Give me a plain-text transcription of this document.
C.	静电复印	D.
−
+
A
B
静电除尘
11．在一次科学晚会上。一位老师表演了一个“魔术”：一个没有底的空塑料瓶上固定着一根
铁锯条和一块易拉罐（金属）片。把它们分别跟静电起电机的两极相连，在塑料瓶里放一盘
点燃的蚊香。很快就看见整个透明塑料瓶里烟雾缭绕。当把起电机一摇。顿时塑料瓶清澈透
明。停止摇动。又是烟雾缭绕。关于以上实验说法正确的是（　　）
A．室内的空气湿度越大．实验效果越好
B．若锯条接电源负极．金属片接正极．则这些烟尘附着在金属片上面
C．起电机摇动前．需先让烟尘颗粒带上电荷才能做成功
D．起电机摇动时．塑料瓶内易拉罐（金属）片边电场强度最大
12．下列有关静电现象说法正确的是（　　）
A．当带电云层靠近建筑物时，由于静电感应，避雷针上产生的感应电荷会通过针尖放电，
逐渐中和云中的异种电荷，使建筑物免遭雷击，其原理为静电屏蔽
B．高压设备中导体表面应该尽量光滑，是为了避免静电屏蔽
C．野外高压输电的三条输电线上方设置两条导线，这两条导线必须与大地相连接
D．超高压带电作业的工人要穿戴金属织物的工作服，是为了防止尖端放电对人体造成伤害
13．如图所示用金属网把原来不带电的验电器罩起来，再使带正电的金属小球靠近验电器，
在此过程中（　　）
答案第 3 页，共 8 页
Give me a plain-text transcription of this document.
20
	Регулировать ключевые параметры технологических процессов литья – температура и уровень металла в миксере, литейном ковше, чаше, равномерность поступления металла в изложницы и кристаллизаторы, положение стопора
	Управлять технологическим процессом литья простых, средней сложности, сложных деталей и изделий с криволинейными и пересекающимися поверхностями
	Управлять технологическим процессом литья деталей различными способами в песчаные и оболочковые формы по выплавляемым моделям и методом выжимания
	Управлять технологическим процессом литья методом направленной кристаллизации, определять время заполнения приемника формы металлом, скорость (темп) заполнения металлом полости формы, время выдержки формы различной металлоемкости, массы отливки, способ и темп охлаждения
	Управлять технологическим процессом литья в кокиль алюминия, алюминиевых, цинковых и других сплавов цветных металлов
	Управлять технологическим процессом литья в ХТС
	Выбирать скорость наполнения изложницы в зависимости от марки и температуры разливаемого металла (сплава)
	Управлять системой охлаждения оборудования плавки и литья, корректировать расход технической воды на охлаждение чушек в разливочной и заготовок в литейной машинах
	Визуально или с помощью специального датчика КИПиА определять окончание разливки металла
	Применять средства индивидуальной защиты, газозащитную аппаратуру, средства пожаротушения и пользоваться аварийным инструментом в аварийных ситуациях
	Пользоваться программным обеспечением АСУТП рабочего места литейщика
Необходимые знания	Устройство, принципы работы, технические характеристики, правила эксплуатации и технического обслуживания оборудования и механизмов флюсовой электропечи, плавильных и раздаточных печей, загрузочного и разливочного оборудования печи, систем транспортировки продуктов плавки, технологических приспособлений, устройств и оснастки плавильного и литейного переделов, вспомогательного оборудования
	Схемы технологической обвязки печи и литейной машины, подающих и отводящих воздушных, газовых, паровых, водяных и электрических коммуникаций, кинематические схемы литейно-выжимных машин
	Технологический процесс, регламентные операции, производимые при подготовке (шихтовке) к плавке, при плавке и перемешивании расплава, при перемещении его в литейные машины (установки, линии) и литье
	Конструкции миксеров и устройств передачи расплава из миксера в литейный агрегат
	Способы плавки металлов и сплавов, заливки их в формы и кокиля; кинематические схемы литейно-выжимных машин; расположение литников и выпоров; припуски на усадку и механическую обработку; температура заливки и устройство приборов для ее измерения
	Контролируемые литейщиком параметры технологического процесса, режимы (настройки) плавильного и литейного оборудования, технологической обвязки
━━━
### Your task
Each entry above is to be set down again in exactly the same words.

### Task output
Give me a plain-text transcription of this document.
C.	静电复印	D.
−
+
A
B
静电除尘
11．在一次科学晚会上。一位老师表演了一个“魔术”：一个没有底的空塑料瓶上固定着一根
铁锯条和一块易拉罐（金属）片。把它们分别跟静电起电机的两极相连，在塑料瓶里放一盘
点燃的蚊香。很快就看见整个透明塑料瓶里烟雾缭绕。当把起电机一摇。顿时塑料瓶清澈透
明。停止摇动。又是烟雾缭绕。关于以上实验说法正确的是（　　）
A．室内的空气湿度越大．实验效果越好
B．若锯条接电源负极．金属片接正极．则这些烟尘附着在金属片上面
C．起电机摇动前．需先让烟尘颗粒带上电荷才能做成功
D．起电机摇动时．塑料瓶内易拉罐（金属）片边电场强度最大
12．下列有关静电现象说法正确的是（　　）
A．当带电云层靠近建筑物时，由于静电感应，避雷针上产生的感应电荷会通过针尖放电，
逐渐中和云中的异种电荷，使建筑物免遭雷击，其原理为静电屏蔽
B．高压设备中导体表面应该尽量光滑，是为了避免静电屏蔽
C．野外高压输电的三条输电线上方设置两条导线，这两条导线必须与大地相连接
D．超高压带电作业的工人要穿戴金属织物的工作服，是为了防止尖端放电对人体造成伤害
13．如图所示用金属网把原来不带电的验电器罩起来，再使带正电的金属小球靠近验电器，
在此过程中（　　）
答案第 3 页，共 8 页
Give me a plain-text transcription of this document.
20
	Регулировать ключевые параметры технологических процессов литья – температура и уровень металла в миксере, литейном ковше, чаше, равномерность поступления металла в изложницы и кристаллизаторы, положение стопора
	Управлять технологическим процессом литья простых, средней сложности, сложных деталей и изделий с криволинейными и пересекающимися поверхностями
	Управлять технологическим процессом литья деталей различными способами в песчаные и оболочковые формы по выплавляемым моделям и методом выжимания
	Управлять технологическим процессом литья методом направленной кристаллизации, определять время заполнения приемника формы металлом, скорость (темп) заполнения металлом полости формы, время выдержки формы различной металлоемкости, массы отливки, способ и темп охлаждения
	Управлять технологическим процессом литья в кокиль алюминия, алюминиевых, цинковых и других сплавов цветных металлов
	Управлять технологическим процессом литья в ХТС
	Выбирать скорость наполнения изложницы в зависимости от марки и температуры разливаемого металла (сплава)
	Управлять системой охлаждения оборудования плавки и литья, корректировать расход технической воды на охлаждение чушек в разливочной и заготовок в литейной машинах
	Визуально или с помощью специального датчика КИПиА определять окончание разливки металла
	Применять средства индивидуальной защиты, газозащитную аппаратуру, средства пожаротушения и пользоваться аварийным инструментом в аварийных ситуациях
	Пользоваться программным обеспечением АСУТП рабочего места литейщика
Необходимые знания	Устройство, принципы работы, технические характеристики, правила эксплуатации и технического обслуживания оборудования и механизмов флюсовой электропечи, плавильных и раздаточных печей, загрузочного и разливочного оборудования печи, систем транспортировки продуктов плавки, технологических приспособлений, устройств и оснастки плавильного и литейного переделов, вспомогательного оборудования
	Схемы технологической обвязки печи и литейной машины, подающих и отводящих воздушных, газовых, паровых, водяных и электрических коммуникаций, кинематические схемы литейно-выжимных машин
	Технологический процесс, регламентные операции, производимые при подготовке (шихтовке) к плавке, при плавке и перемешивании расплава, при перемещении его в литейные машины (установки, линии) и литье
	Конструкции миксеров и устройств передачи расплава из миксера в литейный агрегат
	Способы плавки металлов и сплавов, заливки их в формы и кокиля; кинематические схемы литейно-выжимных машин; расположение литников и выпоров; припуски на усадку и механическую обработку; температура заливки и устройство приборов для ее измерения
	Контролируемые литейщиком параметры технологического процесса, режимы (настройки) плавильного и литейного оборудования, технологической обвязки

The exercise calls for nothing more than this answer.